# Data rows
━━━━━━━━━━━━━━━━━━━━
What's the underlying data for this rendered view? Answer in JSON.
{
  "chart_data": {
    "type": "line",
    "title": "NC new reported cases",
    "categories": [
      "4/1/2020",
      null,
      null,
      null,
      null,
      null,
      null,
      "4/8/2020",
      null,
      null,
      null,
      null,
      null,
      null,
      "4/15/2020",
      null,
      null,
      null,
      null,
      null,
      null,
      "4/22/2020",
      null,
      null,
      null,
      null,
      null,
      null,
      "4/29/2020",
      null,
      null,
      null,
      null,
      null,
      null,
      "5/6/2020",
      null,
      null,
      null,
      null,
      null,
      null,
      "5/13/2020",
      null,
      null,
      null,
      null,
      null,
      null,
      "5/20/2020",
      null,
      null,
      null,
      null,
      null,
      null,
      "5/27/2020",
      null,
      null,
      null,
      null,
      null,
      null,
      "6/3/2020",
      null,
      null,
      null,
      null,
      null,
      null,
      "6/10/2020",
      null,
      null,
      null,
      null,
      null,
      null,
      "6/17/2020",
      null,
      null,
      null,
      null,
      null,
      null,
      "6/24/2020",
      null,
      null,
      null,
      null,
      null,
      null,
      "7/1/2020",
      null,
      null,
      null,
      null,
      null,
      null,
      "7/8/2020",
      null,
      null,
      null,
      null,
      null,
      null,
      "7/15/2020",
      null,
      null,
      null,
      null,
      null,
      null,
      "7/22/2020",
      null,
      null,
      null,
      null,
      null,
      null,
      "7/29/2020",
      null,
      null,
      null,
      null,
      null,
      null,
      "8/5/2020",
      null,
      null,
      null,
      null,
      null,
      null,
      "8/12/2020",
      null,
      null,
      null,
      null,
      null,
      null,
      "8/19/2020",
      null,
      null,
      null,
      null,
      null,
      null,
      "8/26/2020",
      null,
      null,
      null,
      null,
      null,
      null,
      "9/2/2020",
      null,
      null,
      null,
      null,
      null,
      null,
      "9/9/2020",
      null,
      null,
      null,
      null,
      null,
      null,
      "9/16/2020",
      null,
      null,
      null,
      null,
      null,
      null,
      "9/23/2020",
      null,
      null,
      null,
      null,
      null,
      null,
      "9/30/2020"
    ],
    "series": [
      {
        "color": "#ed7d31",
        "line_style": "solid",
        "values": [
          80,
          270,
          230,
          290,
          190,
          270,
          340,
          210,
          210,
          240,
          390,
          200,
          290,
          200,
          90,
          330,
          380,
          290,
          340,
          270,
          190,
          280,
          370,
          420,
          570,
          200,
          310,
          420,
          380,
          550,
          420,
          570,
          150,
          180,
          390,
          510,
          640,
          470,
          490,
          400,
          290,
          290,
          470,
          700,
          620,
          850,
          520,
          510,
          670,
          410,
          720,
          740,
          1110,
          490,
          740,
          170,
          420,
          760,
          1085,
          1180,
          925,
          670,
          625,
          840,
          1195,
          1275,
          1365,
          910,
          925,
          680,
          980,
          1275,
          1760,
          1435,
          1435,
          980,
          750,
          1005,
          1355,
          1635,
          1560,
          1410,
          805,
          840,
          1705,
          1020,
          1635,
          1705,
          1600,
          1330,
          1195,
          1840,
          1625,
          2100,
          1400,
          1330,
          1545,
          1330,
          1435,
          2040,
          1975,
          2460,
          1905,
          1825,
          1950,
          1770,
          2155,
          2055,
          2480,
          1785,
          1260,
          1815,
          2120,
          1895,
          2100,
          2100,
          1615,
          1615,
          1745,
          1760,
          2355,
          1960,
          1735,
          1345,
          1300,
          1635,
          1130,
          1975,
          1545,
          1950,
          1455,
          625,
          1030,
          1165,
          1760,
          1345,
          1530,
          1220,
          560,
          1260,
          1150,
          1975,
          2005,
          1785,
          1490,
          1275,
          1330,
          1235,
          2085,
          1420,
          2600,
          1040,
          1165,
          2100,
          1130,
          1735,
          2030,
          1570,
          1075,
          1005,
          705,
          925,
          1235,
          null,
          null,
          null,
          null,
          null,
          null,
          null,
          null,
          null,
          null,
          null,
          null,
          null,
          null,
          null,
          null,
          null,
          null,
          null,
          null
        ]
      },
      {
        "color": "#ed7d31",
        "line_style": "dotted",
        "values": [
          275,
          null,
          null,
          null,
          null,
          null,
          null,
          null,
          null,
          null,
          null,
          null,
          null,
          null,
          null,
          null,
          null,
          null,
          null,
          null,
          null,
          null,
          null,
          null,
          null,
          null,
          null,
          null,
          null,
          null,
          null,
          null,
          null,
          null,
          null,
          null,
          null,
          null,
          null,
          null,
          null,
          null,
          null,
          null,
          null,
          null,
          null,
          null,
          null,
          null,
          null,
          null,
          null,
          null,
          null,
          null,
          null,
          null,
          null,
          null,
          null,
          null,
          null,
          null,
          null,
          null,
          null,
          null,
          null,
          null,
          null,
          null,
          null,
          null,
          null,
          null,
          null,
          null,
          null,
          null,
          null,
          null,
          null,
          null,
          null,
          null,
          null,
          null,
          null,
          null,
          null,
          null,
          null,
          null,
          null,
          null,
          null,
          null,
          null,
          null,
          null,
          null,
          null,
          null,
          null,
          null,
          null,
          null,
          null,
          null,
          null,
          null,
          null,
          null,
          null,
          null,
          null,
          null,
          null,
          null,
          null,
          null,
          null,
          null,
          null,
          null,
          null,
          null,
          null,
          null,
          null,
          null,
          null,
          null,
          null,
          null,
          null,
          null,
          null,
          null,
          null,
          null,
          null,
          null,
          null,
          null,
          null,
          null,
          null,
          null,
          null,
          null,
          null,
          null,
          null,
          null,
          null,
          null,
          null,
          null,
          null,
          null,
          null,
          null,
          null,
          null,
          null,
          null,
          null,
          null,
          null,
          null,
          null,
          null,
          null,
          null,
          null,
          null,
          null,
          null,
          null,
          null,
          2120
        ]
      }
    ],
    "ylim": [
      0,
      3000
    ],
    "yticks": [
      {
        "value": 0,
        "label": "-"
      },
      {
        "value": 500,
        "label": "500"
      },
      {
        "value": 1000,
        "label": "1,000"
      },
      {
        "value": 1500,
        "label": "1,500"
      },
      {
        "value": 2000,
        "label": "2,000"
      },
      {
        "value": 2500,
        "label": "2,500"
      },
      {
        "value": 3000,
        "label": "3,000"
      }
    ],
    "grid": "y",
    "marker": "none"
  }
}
━━━━━━━━━━━━━━━━━━━━
# Instructions to follow
Quote all of the entries exactly as they appear.

# Written answer
What's the underlying data for this rendered view? Answer in JSON.
{
  "chart_data": {
    "type": "line",
    "title": "NC new reported cases",
    "categories": [
      "4/1/2020",
      null,
      null,
      null,
      null,
      null,
      null,
      "4/8/2020",
      null,
      null,
      null,
      null,
      null,
      null,
      "4/15/2020",
      null,
      null,
      null,
      null,
      null,
      null,
      "4/22/2020",
      null,
      null,
      null,
      null,
      null,
      null,
      "4/29/2020",
      null,
      null,
      null,
      null,
      null,
      null,
      "5/6/2020",
      null,
      null,
      null,
      null,
      null,
      null,
      "5/13/2020",
      null,
      null,
      null,
      null,
      null,
      null,
      "5/20/2020",
      null,
      null,
      null,
      null,
      null,
      null,
      "5/27/2020",
      null,
      null,
      null,
      null,
      null,
      null,
      "6/3/2020",
      null,
      null,
      null,
      null,
      null,
      null,
      "6/10/2020",
      null,
      null,
      null,
      null,
      null,
      null,
      "6/17/2020",
      null,
      null,
      null,
      null,
      null,
      null,
      "6/24/2020",
      null,
      null,
      null,
      null,
      null,
      null,
      "7/1/2020",
      null,
      null,
      null,
      null,
      null,
      null,
      "7/8/2020",
      null,
      null,
      null,
      null,
      null,
      null,
      "7/15/2020",
      null,
      null,
      null,
      null,
      null,
      null,
      "7/22/2020",
      null,
      null,
      null,
      null,
      null,
      null,
      "7/29/2020",
      null,
      null,
      null,
      null,
      null,
      null,
      "8/5/2020",
      null,
      null,
      null,
      null,
      null,
      null,
      "8/12/2020",
      null,
      null,
      null,
      null,
      null,
      null,
      "8/19/2020",
      null,
      null,
      null,
      null,
      null,
      null,
      "8/26/2020",
      null,
      null,
      null,
      null,
      null,
      null,
      "9/2/2020",
      null,
      null,
      null,
      null,
      null,
      null,
      "9/9/2020",
      null,
      null,
      null,
      null,
      null,
      null,
      "9/16/2020",
      null,
      null,
      null,
      null,
      null,
      null,
      "9/23/2020",
      null,
      null,
      null,
      null,
      null,
      null,
      "9/30/2020"
    ],
    "series": [
      {
        "color": "#ed7d31",
        "line_style": "solid",
        "values": [
          80,
          270,
          230,
          290,
          190,
          270,
          340,
          210,
          210,
          240,
          390,
          200,
          290,
          200,
          90,
          330,
          380,
          290,
          340,
          270,
          190,
          280,
          370,
          420,
          570,
          200,
          310,
          420,
          380,
          550,
          420,
          570,
          150,
          180,
          390,
          510,
          640,
          470,
          490,
          400,
          290,
          290,
          470,
          700,
          620,
          850,
          520,
          510,
          670,
          410,
          720,
          740,
          1110,
          490,
          740,
          170,
          420,
          760,
          1085,
          1180,
          925,
          670,
          625,
          840,
          1195,
          1275,
          1365,
          910,
          925,
          680,
          980,
          1275,
          1760,
          1435,
          1435,
          980,
          750,
          1005,
          1355,
          1635,
          1560,
          1410,
          805,
          840,
          1705,
          1020,
          1635,
          1705,
          1600,
          1330,
          1195,
          1840,
          1625,
          2100,
          1400,
          1330,
          1545,
          1330,
          1435,
          2040,
          1975,
          2460,
          1905,
          1825,
          1950,
          1770,
          2155,
          2055,
          2480,
          1785,
          1260,
          1815,
          2120,
          1895,
          2100,
          2100,
          1615,
          1615,
          1745,
          1760,
          2355,
          1960,
          1735,
          1345,
          1300,
          1635,
          1130,
          1975,
          1545,
          1950,
          1455,
          625,
          1030,
          1165,
          1760,
          1345,
          1530,
          1220,
          560,
          1260,
          1150,
          1975,
          2005,
          1785,
          1490,
          1275,
          1330,
          1235,
          2085,
          1420,
          2600,
          1040,
          1165,
          2100,
          1130,
          1735,
          2030,
          1570,
          1075,
          1005,
          705,
          925,
          1235,
          null,
          null,
          null,
          null,
          null,
          null,
          null,
          null,
          null,
          null,
          null,
          null,
          null,
          null,
          null,
          null,
          null,
          null,
          null,
          null
        ]
      },
      {
        "color": "#ed7d31",
        "line_style": "dotted",
        "values": [
          275,
          null,
          null,
          null,
          null,
          null,
          null,
          null,
          null,
          null,
          null,
          null,
          null,
          null,
          null,
          null,
          null,
          null,
          null,
          null,
          null,
          null,
          null,
          null,
          null,
          null,
          null,
          null,
          null,
          null,
          null,
          null,
          null,
          null,
          null,
          null,
          null,
          null,
          null,
          null,
          null,
          null,
          null,
          null,
          null,
          null,
          null,
          null,
          null,
          null,
          null,
          null,
          null,
          null,
          null,
          null,
          null,
          null,
          null,
          null,
          null,
          null,
          null,
          null,
          null,
          null,
          null,
          null,
          null,
          null,
          null,
          null,
          null,
          null,
          null,
          null,
          null,
          null,
          null,
          null,
          null,
          null,
          null,
          null,
          null,
          null,
          null,
          null,
          null,
          null,
          null,
          null,
          null,
          null,
          null,
          null,
          null,
          null,
          null,
          null,
          null,
          null,
          null,
          null,
          null,
          null,
          null,
          null,
          null,
          null,
          null,
          null,
          null,
          null,
          null,
          null,
          null,
          null,
          null,
          null,
          null,
          null,
          null,
          null,
          null,
          null,
          null,
          null,
          null,
          null,
          null,
          null,
          null,
          null,
          null,
          null,
          null,
          null,
          null,
          null,
          null,
          null,
          null,
          null,
          null,
          null,
          null,
          null,
          null,
          null,
          null,
          null,
          null,
          null,
          null,
          null,
          null,
          null,
          null,
          null,
          null,
          null,
          null,
          null,
          null,
          null,
          null,
          null,
          null,
          null,
          null,
          null,
          null,
          null,
          null,
          null,
          null,
          null,
          null,
          null,
          null,
          null,
          2120
        ]
      }
    ],
    "ylim": [
      0,
      3000
    ],
    "yticks": [
      {
        "value": 0,
        "label": "-"
      },
      {
        "value": 500,
        "label": "500"
      },
      {
        "value": 1000,
        "label": "1,000"
      },
      {
        "value": 1500,
        "label": "1,500"
      },
      {
        "value": 2000,
        "label": "2,000"
      },
      {
        "value": 2500,
        "label": "2,500"
      },
      {
        "value": 3000,
        "label": "3,000"
      }
    ],
    "grid": "y",
    "marker": "none"
  }
}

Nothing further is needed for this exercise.